YOUR GOAL
Copy the entries in the part that opens with the line containing "Localize all elements." and closes with the line containing "owner-statement: Owner, Dan", replacing "star-icon" with "rating-star" wherever it appears and changing nothing else.

====

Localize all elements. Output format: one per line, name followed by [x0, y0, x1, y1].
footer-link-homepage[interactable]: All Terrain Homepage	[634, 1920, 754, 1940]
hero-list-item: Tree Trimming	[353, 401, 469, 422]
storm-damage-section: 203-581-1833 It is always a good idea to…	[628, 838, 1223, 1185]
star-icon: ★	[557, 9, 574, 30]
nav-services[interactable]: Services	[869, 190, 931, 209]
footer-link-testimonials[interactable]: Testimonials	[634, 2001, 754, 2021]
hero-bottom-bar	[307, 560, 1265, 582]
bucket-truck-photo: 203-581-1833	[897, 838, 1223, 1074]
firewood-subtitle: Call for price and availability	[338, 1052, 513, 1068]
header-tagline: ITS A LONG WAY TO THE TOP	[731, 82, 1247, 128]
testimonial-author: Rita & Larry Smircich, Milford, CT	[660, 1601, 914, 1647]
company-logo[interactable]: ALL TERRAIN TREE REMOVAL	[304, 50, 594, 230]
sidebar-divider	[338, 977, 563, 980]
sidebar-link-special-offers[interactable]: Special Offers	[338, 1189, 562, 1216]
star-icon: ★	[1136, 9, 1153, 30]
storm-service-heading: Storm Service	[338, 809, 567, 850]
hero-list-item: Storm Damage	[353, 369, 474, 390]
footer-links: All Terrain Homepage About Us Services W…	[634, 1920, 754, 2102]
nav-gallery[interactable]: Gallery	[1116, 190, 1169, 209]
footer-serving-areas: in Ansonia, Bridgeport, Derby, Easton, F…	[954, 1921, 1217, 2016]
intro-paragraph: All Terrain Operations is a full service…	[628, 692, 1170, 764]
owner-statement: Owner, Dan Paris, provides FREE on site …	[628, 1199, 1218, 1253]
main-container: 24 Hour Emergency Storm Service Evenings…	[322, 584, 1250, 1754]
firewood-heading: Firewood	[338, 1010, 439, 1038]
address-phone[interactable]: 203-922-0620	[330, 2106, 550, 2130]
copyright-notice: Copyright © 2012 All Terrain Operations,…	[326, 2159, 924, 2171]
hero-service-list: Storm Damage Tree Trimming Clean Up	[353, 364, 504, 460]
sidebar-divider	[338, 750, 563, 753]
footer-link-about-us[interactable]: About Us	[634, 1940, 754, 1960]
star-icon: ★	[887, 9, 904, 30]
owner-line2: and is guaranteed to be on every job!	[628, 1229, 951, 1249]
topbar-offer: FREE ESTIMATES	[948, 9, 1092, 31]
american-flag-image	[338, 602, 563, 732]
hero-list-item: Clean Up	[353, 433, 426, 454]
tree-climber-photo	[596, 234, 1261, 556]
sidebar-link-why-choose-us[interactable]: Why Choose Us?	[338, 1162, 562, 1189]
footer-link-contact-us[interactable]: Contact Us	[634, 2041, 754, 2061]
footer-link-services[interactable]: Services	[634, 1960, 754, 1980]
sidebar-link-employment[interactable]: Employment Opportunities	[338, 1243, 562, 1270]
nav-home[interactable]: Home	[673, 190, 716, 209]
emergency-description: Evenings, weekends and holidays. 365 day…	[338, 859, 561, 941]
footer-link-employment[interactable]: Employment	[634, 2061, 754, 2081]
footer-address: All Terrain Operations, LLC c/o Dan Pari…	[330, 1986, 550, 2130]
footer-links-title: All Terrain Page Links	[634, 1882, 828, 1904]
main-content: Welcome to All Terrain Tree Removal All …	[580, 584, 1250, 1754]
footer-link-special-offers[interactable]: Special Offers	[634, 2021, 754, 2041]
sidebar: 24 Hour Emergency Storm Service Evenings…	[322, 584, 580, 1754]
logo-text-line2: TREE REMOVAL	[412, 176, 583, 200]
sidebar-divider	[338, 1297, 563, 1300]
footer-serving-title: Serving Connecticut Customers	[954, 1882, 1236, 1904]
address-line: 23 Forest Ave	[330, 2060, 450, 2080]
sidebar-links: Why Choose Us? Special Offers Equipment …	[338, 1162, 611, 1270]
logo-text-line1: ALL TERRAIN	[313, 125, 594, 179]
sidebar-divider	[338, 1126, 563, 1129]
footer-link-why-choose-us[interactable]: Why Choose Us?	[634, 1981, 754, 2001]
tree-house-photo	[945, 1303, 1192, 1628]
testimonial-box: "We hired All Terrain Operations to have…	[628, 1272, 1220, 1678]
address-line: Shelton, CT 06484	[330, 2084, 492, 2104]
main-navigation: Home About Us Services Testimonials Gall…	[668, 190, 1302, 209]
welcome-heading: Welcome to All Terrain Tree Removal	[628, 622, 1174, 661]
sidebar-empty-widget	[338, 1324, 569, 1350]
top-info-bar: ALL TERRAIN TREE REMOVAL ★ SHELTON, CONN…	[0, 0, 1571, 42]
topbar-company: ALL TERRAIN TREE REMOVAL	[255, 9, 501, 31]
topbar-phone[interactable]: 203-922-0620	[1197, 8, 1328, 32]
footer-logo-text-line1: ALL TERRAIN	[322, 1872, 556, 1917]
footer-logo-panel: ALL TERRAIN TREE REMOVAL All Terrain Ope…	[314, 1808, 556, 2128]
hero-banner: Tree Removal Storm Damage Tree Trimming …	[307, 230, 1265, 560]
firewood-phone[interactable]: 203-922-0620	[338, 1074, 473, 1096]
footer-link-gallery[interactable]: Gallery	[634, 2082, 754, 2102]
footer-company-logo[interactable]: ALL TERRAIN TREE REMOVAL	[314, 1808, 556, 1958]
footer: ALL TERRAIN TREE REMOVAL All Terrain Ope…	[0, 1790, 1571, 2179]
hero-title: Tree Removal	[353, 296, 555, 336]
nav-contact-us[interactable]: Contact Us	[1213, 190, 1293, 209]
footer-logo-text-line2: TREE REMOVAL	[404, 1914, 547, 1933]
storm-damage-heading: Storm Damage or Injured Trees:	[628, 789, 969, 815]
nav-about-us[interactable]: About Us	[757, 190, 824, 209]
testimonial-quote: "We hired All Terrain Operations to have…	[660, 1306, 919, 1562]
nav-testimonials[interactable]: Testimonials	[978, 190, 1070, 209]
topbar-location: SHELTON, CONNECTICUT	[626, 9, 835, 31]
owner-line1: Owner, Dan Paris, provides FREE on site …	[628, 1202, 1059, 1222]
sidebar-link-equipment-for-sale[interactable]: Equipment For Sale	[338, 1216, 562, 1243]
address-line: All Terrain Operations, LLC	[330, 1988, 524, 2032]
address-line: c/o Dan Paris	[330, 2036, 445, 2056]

====

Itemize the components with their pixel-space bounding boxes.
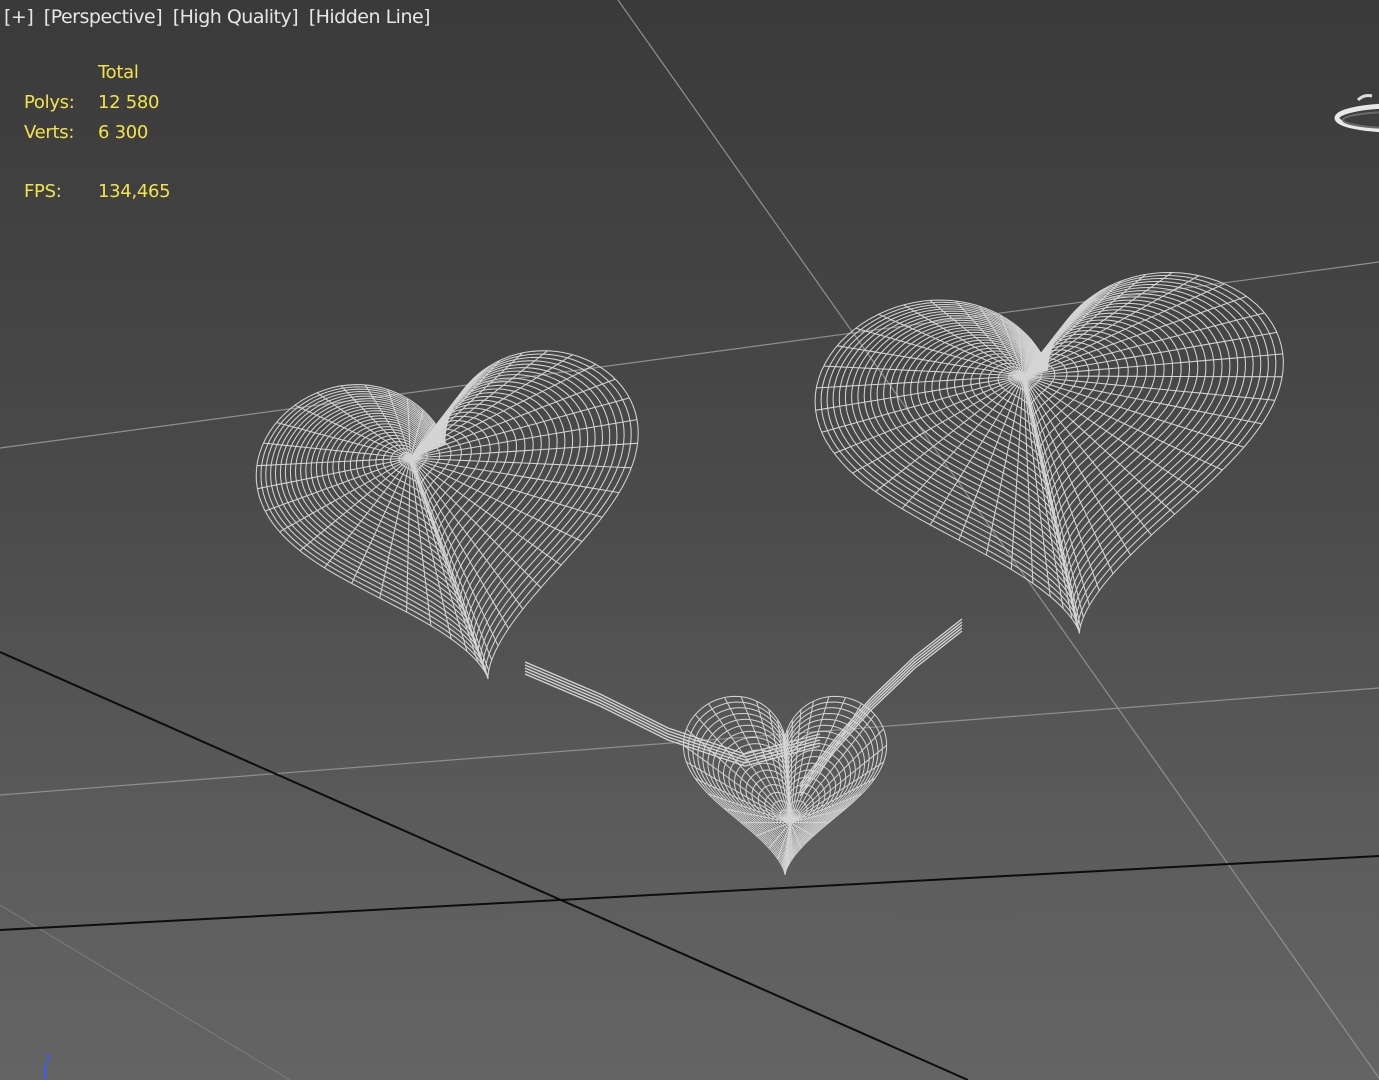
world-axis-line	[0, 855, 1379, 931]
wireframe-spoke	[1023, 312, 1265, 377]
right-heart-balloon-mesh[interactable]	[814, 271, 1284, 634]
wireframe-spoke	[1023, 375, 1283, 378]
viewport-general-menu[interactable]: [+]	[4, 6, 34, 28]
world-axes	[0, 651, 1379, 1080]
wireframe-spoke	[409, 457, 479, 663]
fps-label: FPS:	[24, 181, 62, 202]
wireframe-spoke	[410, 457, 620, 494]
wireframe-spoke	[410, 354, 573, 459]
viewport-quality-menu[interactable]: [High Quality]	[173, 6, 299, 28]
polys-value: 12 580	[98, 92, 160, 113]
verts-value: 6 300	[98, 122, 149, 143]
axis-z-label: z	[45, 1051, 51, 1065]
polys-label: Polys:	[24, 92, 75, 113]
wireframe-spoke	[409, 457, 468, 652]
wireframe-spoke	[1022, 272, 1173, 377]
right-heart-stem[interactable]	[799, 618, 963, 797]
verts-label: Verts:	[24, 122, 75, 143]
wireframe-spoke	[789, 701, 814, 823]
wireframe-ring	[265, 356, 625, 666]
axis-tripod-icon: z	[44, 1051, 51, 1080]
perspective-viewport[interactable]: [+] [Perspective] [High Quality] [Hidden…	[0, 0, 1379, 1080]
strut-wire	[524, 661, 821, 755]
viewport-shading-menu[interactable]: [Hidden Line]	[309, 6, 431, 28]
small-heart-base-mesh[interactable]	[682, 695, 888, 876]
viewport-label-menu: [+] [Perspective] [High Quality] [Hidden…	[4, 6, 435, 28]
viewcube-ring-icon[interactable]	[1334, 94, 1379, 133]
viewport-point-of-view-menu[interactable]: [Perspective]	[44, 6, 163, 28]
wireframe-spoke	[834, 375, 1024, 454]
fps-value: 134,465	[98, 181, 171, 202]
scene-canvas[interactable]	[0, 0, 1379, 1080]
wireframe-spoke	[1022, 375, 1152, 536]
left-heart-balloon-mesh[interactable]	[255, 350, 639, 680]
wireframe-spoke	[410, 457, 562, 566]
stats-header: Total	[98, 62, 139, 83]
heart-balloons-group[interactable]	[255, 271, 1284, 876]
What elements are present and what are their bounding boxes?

====

SOLUTION FOR THIS PROBLEM
Localize all elements. Output format: one per line, name followed by [x0, y0, x1, y1].
footer-link-homepage[interactable]: All Terrain Homepage	[634, 1920, 754, 1940]
hero-list-item: Tree Trimming	[353, 401, 469, 422]
storm-damage-section: 203-581-1833 It is always a good idea to…	[628, 838, 1223, 1185]
rating-star: ★	[557, 9, 574, 30]
nav-services[interactable]: Services	[869, 190, 931, 209]
footer-link-testimonials[interactable]: Testimonials	[634, 2001, 754, 2021]
hero-bottom-bar	[307, 560, 1265, 582]
bucket-truck-photo: 203-581-1833	[897, 838, 1223, 1074]
firewood-subtitle: Call for price and availability	[338, 1052, 513, 1068]
header-tagline: ITS A LONG WAY TO THE TOP	[731, 82, 1247, 128]
testimonial-author: Rita & Larry Smircich, Milford, CT	[660, 1601, 914, 1647]
company-logo[interactable]: ALL TERRAIN TREE REMOVAL	[304, 50, 594, 230]
sidebar-divider	[338, 977, 563, 980]
sidebar-link-special-offers[interactable]: Special Offers	[338, 1189, 562, 1216]
rating-star: ★	[1136, 9, 1153, 30]
storm-service-heading: Storm Service	[338, 809, 567, 850]
hero-list-item: Storm Damage	[353, 369, 474, 390]
footer-links: All Terrain Homepage About Us Services W…	[634, 1920, 754, 2102]
nav-gallery[interactable]: Gallery	[1116, 190, 1169, 209]
footer-serving-areas: in Ansonia, Bridgeport, Derby, Easton, F…	[954, 1921, 1217, 2016]
intro-paragraph: All Terrain Operations is a full service…	[628, 692, 1170, 764]
owner-statement: Owner, Dan Paris, provides FREE on site …	[628, 1199, 1218, 1253]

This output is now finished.